RECORDS PROVIDED —
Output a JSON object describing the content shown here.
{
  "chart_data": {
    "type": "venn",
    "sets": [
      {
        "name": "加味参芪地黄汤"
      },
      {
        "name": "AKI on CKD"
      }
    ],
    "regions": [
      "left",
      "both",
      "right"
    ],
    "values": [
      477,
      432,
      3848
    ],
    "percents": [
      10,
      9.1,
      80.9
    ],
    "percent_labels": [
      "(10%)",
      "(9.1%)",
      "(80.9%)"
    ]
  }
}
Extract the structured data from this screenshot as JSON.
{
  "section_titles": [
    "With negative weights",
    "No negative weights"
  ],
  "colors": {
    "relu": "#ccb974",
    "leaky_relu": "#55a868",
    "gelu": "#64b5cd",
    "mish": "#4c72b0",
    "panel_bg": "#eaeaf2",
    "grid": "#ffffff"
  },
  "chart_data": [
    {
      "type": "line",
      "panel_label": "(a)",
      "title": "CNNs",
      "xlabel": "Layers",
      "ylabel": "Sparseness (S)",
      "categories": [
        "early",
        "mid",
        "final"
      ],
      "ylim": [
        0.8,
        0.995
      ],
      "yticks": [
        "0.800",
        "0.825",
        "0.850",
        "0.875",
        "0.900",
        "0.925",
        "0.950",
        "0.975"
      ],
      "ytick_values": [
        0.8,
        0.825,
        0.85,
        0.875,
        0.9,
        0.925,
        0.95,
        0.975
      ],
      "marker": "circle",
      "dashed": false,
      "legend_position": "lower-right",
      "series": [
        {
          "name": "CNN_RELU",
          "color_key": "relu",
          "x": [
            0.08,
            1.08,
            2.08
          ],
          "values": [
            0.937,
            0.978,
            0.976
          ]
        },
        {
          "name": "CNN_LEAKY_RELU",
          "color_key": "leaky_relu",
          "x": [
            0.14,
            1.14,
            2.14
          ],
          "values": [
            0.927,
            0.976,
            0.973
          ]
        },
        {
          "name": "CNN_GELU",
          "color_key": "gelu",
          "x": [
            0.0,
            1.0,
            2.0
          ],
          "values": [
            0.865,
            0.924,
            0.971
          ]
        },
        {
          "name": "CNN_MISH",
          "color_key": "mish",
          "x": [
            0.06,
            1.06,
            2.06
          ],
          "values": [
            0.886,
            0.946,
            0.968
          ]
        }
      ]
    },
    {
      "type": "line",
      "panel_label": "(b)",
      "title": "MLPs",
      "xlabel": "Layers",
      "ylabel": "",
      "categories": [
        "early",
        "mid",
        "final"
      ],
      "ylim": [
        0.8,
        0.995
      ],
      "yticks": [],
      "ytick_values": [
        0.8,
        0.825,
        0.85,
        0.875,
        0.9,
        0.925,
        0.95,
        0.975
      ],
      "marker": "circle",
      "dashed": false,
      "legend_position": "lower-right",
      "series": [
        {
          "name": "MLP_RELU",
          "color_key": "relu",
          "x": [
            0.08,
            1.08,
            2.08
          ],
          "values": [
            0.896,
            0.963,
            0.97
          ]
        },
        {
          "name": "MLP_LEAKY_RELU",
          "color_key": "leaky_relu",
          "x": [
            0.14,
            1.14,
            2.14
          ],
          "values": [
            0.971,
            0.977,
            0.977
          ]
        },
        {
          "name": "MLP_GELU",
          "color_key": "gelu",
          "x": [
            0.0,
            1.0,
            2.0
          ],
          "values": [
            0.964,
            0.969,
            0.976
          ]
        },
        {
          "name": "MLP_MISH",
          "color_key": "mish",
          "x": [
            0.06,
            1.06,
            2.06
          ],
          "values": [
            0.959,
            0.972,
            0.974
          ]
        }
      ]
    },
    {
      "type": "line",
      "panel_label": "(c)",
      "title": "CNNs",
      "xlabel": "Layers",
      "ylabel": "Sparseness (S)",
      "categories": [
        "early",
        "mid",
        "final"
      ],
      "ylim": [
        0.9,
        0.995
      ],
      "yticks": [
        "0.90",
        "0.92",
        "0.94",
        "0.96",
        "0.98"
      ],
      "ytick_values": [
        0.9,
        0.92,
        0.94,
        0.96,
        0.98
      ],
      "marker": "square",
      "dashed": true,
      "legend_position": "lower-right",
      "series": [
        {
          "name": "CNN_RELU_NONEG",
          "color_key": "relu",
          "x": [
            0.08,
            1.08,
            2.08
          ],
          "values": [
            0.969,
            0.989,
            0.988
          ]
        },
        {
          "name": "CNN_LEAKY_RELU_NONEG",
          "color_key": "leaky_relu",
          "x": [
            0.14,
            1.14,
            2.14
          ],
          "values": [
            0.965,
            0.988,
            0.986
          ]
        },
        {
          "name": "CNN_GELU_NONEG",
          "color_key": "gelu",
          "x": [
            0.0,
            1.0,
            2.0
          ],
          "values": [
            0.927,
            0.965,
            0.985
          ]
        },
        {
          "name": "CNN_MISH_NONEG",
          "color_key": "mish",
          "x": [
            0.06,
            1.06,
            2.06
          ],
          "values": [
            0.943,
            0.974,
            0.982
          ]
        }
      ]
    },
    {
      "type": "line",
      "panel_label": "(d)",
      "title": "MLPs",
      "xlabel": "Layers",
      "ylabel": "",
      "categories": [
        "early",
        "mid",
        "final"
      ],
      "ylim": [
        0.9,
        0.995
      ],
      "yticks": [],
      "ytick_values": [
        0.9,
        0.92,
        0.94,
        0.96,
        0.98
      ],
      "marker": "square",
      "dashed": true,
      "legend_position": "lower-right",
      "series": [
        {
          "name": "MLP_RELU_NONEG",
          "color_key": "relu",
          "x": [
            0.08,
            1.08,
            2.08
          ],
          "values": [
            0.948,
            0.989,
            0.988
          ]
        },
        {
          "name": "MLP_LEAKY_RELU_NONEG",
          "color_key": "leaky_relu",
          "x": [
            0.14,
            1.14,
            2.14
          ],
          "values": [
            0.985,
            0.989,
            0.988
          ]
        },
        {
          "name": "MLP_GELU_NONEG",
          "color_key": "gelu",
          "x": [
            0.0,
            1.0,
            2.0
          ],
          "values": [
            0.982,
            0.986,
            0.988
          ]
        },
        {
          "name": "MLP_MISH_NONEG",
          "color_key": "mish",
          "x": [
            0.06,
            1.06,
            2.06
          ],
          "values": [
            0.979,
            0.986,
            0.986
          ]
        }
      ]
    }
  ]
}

TASK DIRECTIONS — Where a line in the material contains "negative", copy that line.

FULL RESPONSE —
    "With negative weights",
    "No negative weights"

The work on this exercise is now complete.